- _To do_
Pull out every line with the word "title" from the entries below.
>> Start Given data
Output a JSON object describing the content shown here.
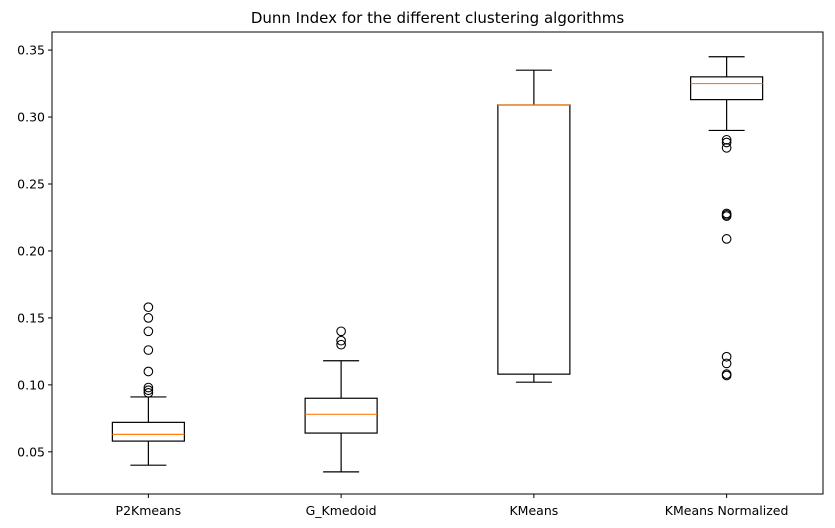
{
  "chart_data": {
    "type": "boxplot",
    "title": "Dunn Index for the different clustering algorithms",
    "xlabel": "",
    "ylabel": "",
    "ylim": [
      0.0185,
      0.3635
    ],
    "yticks": [
      "0.05",
      "0.10",
      "0.15",
      "0.20",
      "0.25",
      "0.30",
      "0.35"
    ],
    "categories": [
      "P2Kmeans",
      "G_Kmedoid",
      "KMeans",
      "KMeans Normalized"
    ],
    "boxes": [
      {
        "whisker_low": 0.04,
        "q1": 0.058,
        "median": 0.063,
        "q3": 0.072,
        "whisker_high": 0.091,
        "outliers": [
          0.158,
          0.15,
          0.14,
          0.126,
          0.11,
          0.098,
          0.096,
          0.094
        ]
      },
      {
        "whisker_low": 0.035,
        "q1": 0.064,
        "median": 0.078,
        "q3": 0.09,
        "whisker_high": 0.118,
        "outliers": [
          0.14,
          0.133,
          0.13
        ]
      },
      {
        "whisker_low": 0.102,
        "q1": 0.108,
        "median": 0.309,
        "q3": 0.309,
        "whisker_high": 0.335,
        "outliers": []
      },
      {
        "whisker_low": 0.29,
        "q1": 0.313,
        "median": 0.325,
        "q3": 0.33,
        "whisker_high": 0.345,
        "outliers": [
          0.283,
          0.281,
          0.277,
          0.228,
          0.227,
          0.226,
          0.209,
          0.121,
          0.116,
          0.108,
          0.107
        ]
      }
    ],
    "colors": {
      "box": "#000000",
      "median": "#ff7f0e",
      "flier": "#000000"
    },
    "grid": false,
    "legend": "none"
  }
}
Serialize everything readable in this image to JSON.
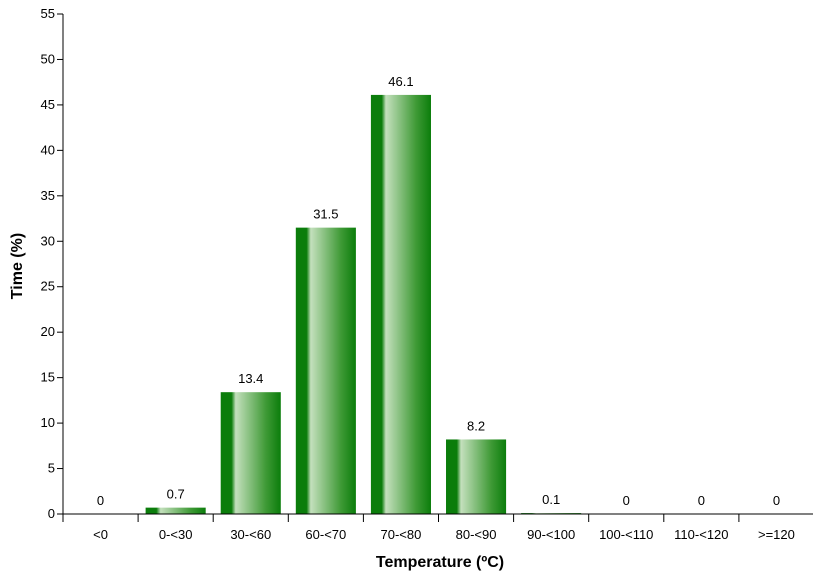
{
  "chart_data": {
    "type": "bar",
    "title": "",
    "xlabel": "Temperature (ºC)",
    "ylabel": "Time (%)",
    "ylim": [
      0,
      55
    ],
    "yticks": [
      "0",
      "5",
      "10",
      "15",
      "20",
      "25",
      "30",
      "35",
      "40",
      "45",
      "50",
      "55"
    ],
    "categories": [
      "<0",
      "0-<30",
      "30-<60",
      "60-<70",
      "70-<80",
      "80-<90",
      "90-<100",
      "100-<110",
      "110-<120",
      ">=120"
    ],
    "values": [
      0,
      0.7,
      13.4,
      31.5,
      46.1,
      8.2,
      0.1,
      0,
      0,
      0
    ],
    "value_labels": [
      "0",
      "0.7",
      "13.4",
      "31.5",
      "46.1",
      "8.2",
      "0.1",
      "0",
      "0",
      "0"
    ],
    "grid": false,
    "legend": "none",
    "colors": {
      "bar_dark": "#0b7d0b",
      "bar_light": "#c4e0bd",
      "axis": "#000000"
    }
  }
}
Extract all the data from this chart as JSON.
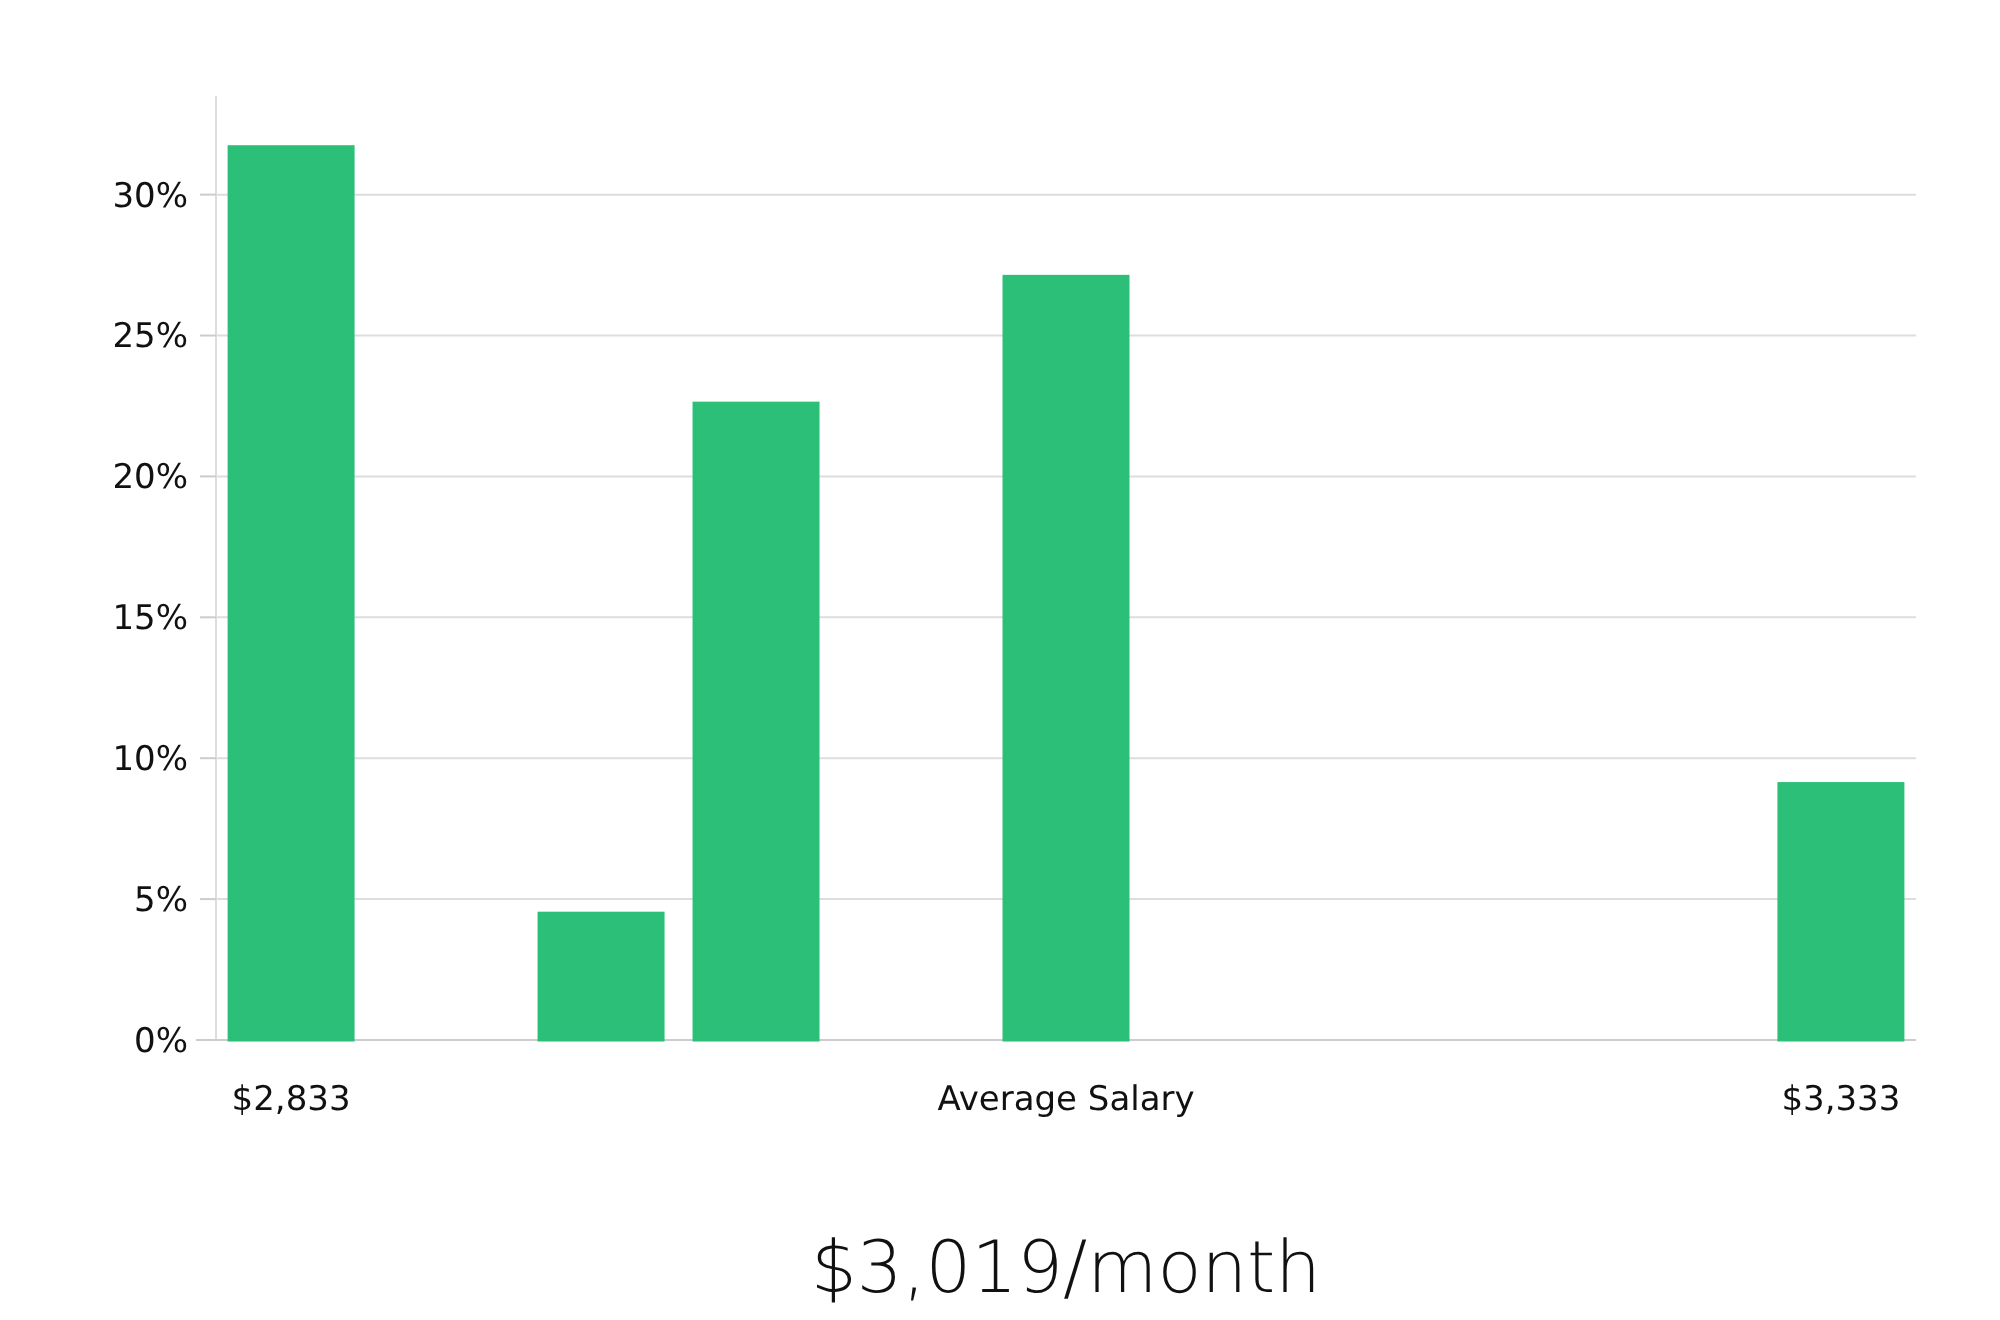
{
  "chart_data": {
    "type": "bar",
    "xlabel": "Average Salary",
    "annotations": [
      "$3,019/month"
    ],
    "categories": [
      "$2,833",
      null,
      null,
      null,
      null,
      null,
      null,
      null,
      null,
      null,
      "$3,333"
    ],
    "values": [
      31.7,
      0,
      4.5,
      22.6,
      0,
      27.1,
      0,
      0,
      0,
      0,
      9.1
    ],
    "colors": [
      "#2bbf78",
      "#2bbf78",
      "#2bbf78",
      "#2bbf78",
      "#111111",
      "#2bbf78",
      "#2bbf78",
      "#2bbf78",
      "#2bbf78",
      "#2bbf78",
      "#2bbf78"
    ],
    "ylim": [
      0,
      33.5
    ],
    "yticks": [
      {
        "value": 0,
        "label": "0%"
      },
      {
        "value": 5,
        "label": "5%"
      },
      {
        "value": 10,
        "label": "10%"
      },
      {
        "value": 15,
        "label": "15%"
      },
      {
        "value": 20,
        "label": "20%"
      },
      {
        "value": 25,
        "label": "25%"
      },
      {
        "value": 30,
        "label": "30%"
      }
    ],
    "grid": "y"
  }
}
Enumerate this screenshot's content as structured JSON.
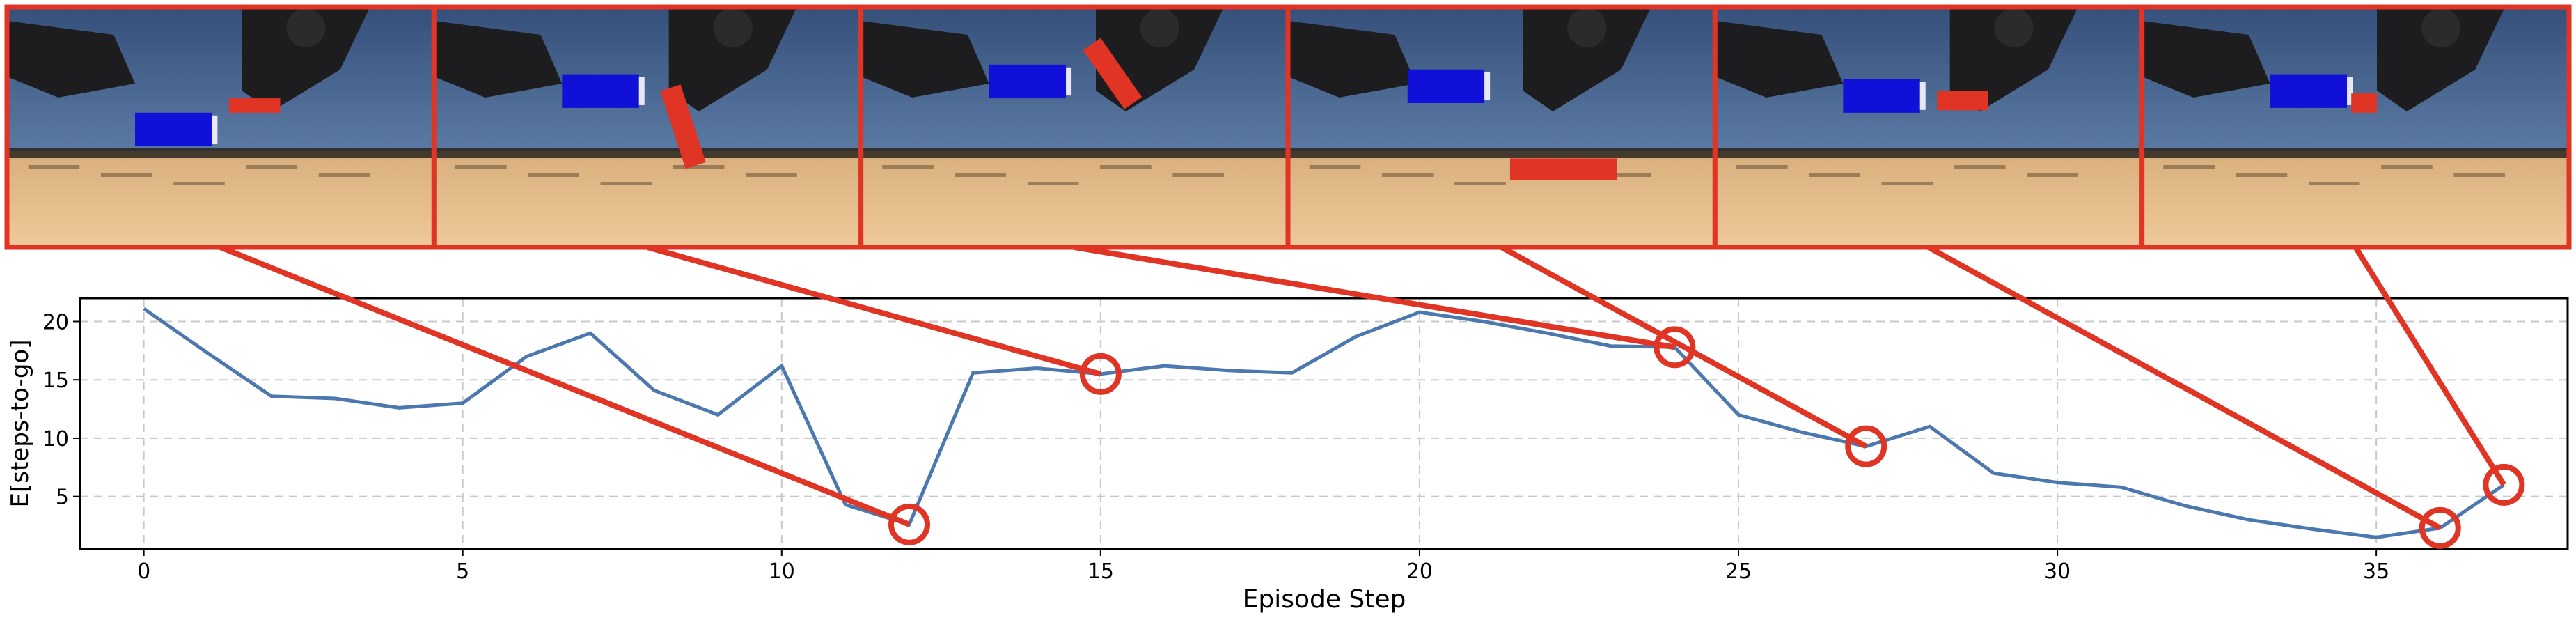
>> End Given data
- _Exercise response_
    "title": "Dunn Index for the different clustering algorithms",
    "title": "",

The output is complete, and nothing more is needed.